- [EXERCISE BRIEF]
Determine which lines contain the word "Menezes", then copy those lines.

◇ ◇ ◇ ◇

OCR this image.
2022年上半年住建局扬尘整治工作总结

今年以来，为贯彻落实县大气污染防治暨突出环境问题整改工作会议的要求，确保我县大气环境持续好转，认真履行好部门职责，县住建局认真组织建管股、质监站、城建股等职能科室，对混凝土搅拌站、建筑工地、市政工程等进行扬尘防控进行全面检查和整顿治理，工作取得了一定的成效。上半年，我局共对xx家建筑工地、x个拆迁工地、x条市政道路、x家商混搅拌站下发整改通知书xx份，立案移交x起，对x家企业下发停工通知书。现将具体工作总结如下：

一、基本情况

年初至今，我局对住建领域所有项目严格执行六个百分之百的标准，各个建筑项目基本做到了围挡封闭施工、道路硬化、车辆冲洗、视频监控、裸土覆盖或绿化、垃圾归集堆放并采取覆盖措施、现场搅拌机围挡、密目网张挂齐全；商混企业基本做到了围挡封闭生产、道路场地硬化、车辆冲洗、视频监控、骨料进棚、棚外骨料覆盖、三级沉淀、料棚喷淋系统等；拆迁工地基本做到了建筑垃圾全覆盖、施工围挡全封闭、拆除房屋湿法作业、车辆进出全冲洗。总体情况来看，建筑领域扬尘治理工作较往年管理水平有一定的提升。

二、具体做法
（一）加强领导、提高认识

◇ ◇ ◇ ◇

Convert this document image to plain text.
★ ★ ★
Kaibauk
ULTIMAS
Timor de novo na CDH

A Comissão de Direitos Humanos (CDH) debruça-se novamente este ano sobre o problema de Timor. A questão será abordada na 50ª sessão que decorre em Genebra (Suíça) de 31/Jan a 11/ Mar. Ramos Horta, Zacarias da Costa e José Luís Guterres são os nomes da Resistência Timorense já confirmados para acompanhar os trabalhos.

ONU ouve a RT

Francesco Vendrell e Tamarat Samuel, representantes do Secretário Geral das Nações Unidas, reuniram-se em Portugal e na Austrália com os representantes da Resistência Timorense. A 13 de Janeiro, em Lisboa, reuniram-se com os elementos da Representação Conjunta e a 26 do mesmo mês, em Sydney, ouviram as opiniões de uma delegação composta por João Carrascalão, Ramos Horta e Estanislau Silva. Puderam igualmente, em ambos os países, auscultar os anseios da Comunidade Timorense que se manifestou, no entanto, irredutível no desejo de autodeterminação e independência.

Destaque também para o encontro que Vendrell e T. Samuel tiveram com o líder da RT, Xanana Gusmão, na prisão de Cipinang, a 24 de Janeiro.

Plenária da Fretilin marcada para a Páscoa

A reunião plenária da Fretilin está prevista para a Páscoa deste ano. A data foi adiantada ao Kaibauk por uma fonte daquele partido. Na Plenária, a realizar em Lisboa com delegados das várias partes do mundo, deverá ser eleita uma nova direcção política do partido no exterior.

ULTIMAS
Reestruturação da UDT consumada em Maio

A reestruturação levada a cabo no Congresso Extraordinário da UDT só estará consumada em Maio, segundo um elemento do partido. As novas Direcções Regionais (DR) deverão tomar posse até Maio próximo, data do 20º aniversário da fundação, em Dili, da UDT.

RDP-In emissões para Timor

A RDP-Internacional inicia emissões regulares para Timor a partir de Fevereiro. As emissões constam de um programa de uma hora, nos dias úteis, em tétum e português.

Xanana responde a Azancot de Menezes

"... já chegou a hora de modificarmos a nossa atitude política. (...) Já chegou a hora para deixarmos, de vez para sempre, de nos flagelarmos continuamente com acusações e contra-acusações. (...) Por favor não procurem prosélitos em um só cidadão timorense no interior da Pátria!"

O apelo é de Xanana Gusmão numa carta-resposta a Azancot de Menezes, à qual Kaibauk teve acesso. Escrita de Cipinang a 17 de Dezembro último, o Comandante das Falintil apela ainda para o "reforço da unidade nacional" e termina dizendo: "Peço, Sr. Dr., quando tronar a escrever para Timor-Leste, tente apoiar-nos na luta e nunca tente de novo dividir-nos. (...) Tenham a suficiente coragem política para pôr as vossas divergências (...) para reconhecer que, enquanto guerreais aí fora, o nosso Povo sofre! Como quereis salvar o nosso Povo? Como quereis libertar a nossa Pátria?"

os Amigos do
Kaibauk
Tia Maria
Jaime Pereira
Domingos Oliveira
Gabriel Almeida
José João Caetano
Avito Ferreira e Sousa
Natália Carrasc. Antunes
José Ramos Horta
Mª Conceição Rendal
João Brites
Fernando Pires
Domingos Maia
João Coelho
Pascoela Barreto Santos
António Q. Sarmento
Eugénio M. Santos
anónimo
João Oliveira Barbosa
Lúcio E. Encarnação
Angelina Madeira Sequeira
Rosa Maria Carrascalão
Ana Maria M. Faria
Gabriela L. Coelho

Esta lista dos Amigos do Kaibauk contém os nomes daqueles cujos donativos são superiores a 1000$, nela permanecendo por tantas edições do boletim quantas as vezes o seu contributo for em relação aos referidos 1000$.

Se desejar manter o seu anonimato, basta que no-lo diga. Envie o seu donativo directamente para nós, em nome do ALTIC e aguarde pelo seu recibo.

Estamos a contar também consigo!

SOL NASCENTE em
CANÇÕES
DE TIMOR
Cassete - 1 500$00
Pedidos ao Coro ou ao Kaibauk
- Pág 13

◇ ◇ ◇ ◇

- [SOLUTION TO THIS EXERCISE]
Xanana responde a Azancot de Menezes
O apelo é de Xanana Gusmão numa carta-resposta a Azancot de Menezes, à qual Kaibauk teve acesso. Escrita de Cipinang a 17 de Dezembro último, o Comandante das Falintil apela ainda para o "reforço da unidade nacional" e termina dizendo: "Peço, Sr. Dr., quando tronar a escrever para Timor-Leste, tente apoiar-nos na luta e nunca tente de novo dividir-nos. (...) Tenham a suficiente coragem política para pôr as vossas divergências (...) para reconhecer que, enquanto guerreais aí fora, o nosso Povo sofre! Como quereis salvar o nosso Povo? Como quereis libertar a nossa Pátria?"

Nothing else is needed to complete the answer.